[start of EXERCISE MATERIALS]

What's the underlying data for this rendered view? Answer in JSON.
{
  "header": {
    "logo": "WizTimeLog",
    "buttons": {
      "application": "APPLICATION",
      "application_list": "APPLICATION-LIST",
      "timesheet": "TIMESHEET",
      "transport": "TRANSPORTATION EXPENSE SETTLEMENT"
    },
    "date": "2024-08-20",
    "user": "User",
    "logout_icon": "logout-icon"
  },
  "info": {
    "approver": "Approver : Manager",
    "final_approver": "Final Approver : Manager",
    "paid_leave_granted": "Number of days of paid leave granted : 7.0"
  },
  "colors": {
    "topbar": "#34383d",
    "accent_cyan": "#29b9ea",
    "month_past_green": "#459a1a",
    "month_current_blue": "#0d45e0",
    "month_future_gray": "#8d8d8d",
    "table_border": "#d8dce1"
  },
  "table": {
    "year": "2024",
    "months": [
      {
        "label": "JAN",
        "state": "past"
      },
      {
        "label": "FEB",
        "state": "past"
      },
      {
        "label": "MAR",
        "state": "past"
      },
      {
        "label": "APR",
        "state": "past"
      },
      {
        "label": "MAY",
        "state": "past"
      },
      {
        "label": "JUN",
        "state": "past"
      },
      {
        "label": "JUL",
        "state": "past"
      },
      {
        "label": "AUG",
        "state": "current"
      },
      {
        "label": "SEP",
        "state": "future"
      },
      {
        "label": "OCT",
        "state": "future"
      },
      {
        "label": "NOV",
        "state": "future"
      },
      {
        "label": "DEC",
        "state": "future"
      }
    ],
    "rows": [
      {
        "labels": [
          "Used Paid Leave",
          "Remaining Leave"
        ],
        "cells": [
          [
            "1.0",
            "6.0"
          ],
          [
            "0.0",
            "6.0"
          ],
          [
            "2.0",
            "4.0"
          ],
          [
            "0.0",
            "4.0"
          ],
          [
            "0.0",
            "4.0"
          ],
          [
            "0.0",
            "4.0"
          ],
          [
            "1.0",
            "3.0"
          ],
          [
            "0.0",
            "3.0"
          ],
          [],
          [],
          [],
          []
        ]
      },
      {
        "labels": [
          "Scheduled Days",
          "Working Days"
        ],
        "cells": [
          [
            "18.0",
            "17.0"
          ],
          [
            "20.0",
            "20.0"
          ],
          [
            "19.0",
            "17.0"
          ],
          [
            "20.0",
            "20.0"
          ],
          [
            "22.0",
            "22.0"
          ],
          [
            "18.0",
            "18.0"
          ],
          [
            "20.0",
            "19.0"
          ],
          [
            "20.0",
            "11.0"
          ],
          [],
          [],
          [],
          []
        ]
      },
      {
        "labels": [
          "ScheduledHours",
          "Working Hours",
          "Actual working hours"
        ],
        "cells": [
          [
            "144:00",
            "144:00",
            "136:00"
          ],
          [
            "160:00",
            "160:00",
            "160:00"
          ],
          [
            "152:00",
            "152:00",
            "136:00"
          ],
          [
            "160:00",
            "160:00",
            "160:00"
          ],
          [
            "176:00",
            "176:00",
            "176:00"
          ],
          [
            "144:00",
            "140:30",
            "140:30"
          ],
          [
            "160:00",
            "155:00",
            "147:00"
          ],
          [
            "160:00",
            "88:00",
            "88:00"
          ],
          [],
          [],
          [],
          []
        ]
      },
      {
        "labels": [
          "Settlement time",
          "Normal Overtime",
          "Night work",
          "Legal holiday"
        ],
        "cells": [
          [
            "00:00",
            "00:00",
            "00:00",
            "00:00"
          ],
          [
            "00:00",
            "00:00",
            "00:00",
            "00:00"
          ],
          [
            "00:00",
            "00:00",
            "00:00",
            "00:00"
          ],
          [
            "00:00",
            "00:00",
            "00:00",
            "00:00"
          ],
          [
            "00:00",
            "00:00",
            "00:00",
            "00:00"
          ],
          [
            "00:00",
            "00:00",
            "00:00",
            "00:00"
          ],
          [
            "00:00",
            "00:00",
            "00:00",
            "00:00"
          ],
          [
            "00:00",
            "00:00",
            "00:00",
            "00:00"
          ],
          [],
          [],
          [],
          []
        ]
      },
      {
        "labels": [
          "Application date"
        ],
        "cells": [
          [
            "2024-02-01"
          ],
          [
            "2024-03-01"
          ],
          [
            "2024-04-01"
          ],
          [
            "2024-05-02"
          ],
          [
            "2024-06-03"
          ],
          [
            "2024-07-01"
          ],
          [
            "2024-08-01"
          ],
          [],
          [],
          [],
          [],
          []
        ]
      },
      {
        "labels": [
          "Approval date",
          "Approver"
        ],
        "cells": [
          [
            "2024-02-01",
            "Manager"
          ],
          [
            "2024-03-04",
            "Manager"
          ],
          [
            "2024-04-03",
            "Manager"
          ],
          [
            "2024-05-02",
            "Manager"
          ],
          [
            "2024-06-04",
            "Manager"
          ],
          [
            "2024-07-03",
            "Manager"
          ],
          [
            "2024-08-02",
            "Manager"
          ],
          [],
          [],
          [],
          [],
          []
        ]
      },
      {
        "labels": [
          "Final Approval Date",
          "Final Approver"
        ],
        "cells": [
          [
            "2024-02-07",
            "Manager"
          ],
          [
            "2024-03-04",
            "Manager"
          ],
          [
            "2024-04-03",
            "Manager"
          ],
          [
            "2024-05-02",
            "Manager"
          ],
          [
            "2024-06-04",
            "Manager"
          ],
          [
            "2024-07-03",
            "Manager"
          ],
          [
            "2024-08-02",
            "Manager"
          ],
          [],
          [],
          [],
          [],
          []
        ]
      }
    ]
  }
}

[end of EXERCISE MATERIALS]

» **WORK TO DO**
Using the listing above, please repeat every entry exactly.

» **EXERCISE RESULT**
What's the underlying data for this rendered view? Answer in JSON.
{
  "header": {
    "logo": "WizTimeLog",
    "buttons": {
      "application": "APPLICATION",
      "application_list": "APPLICATION-LIST",
      "timesheet": "TIMESHEET",
      "transport": "TRANSPORTATION EXPENSE SETTLEMENT"
    },
    "date": "2024-08-20",
    "user": "User",
    "logout_icon": "logout-icon"
  },
  "info": {
    "approver": "Approver : Manager",
    "final_approver": "Final Approver : Manager",
    "paid_leave_granted": "Number of days of paid leave granted : 7.0"
  },
  "colors": {
    "topbar": "#34383d",
    "accent_cyan": "#29b9ea",
    "month_past_green": "#459a1a",
    "month_current_blue": "#0d45e0",
    "month_future_gray": "#8d8d8d",
    "table_border": "#d8dce1"
  },
  "table": {
    "year": "2024",
    "months": [
      {
        "label": "JAN",
        "state": "past"
      },
      {
        "label": "FEB",
        "state": "past"
      },
      {
        "label": "MAR",
        "state": "past"
      },
      {
        "label": "APR",
        "state": "past"
      },
      {
        "label": "MAY",
        "state": "past"
      },
      {
        "label": "JUN",
        "state": "past"
      },
      {
        "label": "JUL",
        "state": "past"
      },
      {
        "label": "AUG",
        "state": "current"
      },
      {
        "label": "SEP",
        "state": "future"
      },
      {
        "label": "OCT",
        "state": "future"
      },
      {
        "label": "NOV",
        "state": "future"
      },
      {
        "label": "DEC",
        "state": "future"
      }
    ],
    "rows": [
      {
        "labels": [
          "Used Paid Leave",
          "Remaining Leave"
        ],
        "cells": [
          [
            "1.0",
            "6.0"
          ],
          [
            "0.0",
            "6.0"
          ],
          [
            "2.0",
            "4.0"
          ],
          [
            "0.0",
            "4.0"
          ],
          [
            "0.0",
            "4.0"
          ],
          [
            "0.0",
            "4.0"
          ],
          [
            "1.0",
            "3.0"
          ],
          [
            "0.0",
            "3.0"
          ],
          [],
          [],
          [],
          []
        ]
      },
      {
        "labels": [
          "Scheduled Days",
          "Working Days"
        ],
        "cells": [
          [
            "18.0",
            "17.0"
          ],
          [
            "20.0",
            "20.0"
          ],
          [
            "19.0",
            "17.0"
          ],
          [
            "20.0",
            "20.0"
          ],
          [
            "22.0",
            "22.0"
          ],
          [
            "18.0",
            "18.0"
          ],
          [
            "20.0",
            "19.0"
          ],
          [
            "20.0",
            "11.0"
          ],
          [],
          [],
          [],
          []
        ]
      },
      {
        "labels": [
          "ScheduledHours",
          "Working Hours",
          "Actual working hours"
        ],
        "cells": [
          [
            "144:00",
            "144:00",
            "136:00"
          ],
          [
            "160:00",
            "160:00",
            "160:00"
          ],
          [
            "152:00",
            "152:00",
            "136:00"
          ],
          [
            "160:00",
            "160:00",
            "160:00"
          ],
          [
            "176:00",
            "176:00",
            "176:00"
          ],
          [
            "144:00",
            "140:30",
            "140:30"
          ],
          [
            "160:00",
            "155:00",
            "147:00"
          ],
          [
            "160:00",
            "88:00",
            "88:00"
          ],
          [],
          [],
          [],
          []
        ]
      },
      {
        "labels": [
          "Settlement time",
          "Normal Overtime",
          "Night work",
          "Legal holiday"
        ],
        "cells": [
          [
            "00:00",
            "00:00",
            "00:00",
            "00:00"
          ],
          [
            "00:00",
            "00:00",
            "00:00",
            "00:00"
          ],
          [
            "00:00",
            "00:00",
            "00:00",
            "00:00"
          ],
          [
            "00:00",
            "00:00",
            "00:00",
            "00:00"
          ],
          [
            "00:00",
            "00:00",
            "00:00",
            "00:00"
          ],
          [
            "00:00",
            "00:00",
            "00:00",
            "00:00"
          ],
          [
            "00:00",
            "00:00",
            "00:00",
            "00:00"
          ],
          [
            "00:00",
            "00:00",
            "00:00",
            "00:00"
          ],
          [],
          [],
          [],
          []
        ]
      },
      {
        "labels": [
          "Application date"
        ],
        "cells": [
          [
            "2024-02-01"
          ],
          [
            "2024-03-01"
          ],
          [
            "2024-04-01"
          ],
          [
            "2024-05-02"
          ],
          [
            "2024-06-03"
          ],
          [
            "2024-07-01"
          ],
          [
            "2024-08-01"
          ],
          [],
          [],
          [],
          [],
          []
        ]
      },
      {
        "labels": [
          "Approval date",
          "Approver"
        ],
        "cells": [
          [
            "2024-02-01",
            "Manager"
          ],
          [
            "2024-03-04",
            "Manager"
          ],
          [
            "2024-04-03",
            "Manager"
          ],
          [
            "2024-05-02",
            "Manager"
          ],
          [
            "2024-06-04",
            "Manager"
          ],
          [
            "2024-07-03",
            "Manager"
          ],
          [
            "2024-08-02",
            "Manager"
          ],
          [],
          [],
          [],
          [],
          []
        ]
      },
      {
        "labels": [
          "Final Approval Date",
          "Final Approver"
        ],
        "cells": [
          [
            "2024-02-07",
            "Manager"
          ],
          [
            "2024-03-04",
            "Manager"
          ],
          [
            "2024-04-03",
            "Manager"
          ],
          [
            "2024-05-02",
            "Manager"
          ],
          [
            "2024-06-04",
            "Manager"
          ],
          [
            "2024-07-03",
            "Manager"
          ],
          [
            "2024-08-02",
            "Manager"
          ],
          [],
          [],
          [],
          [],
          []
        ]
      }
    ]
  }
}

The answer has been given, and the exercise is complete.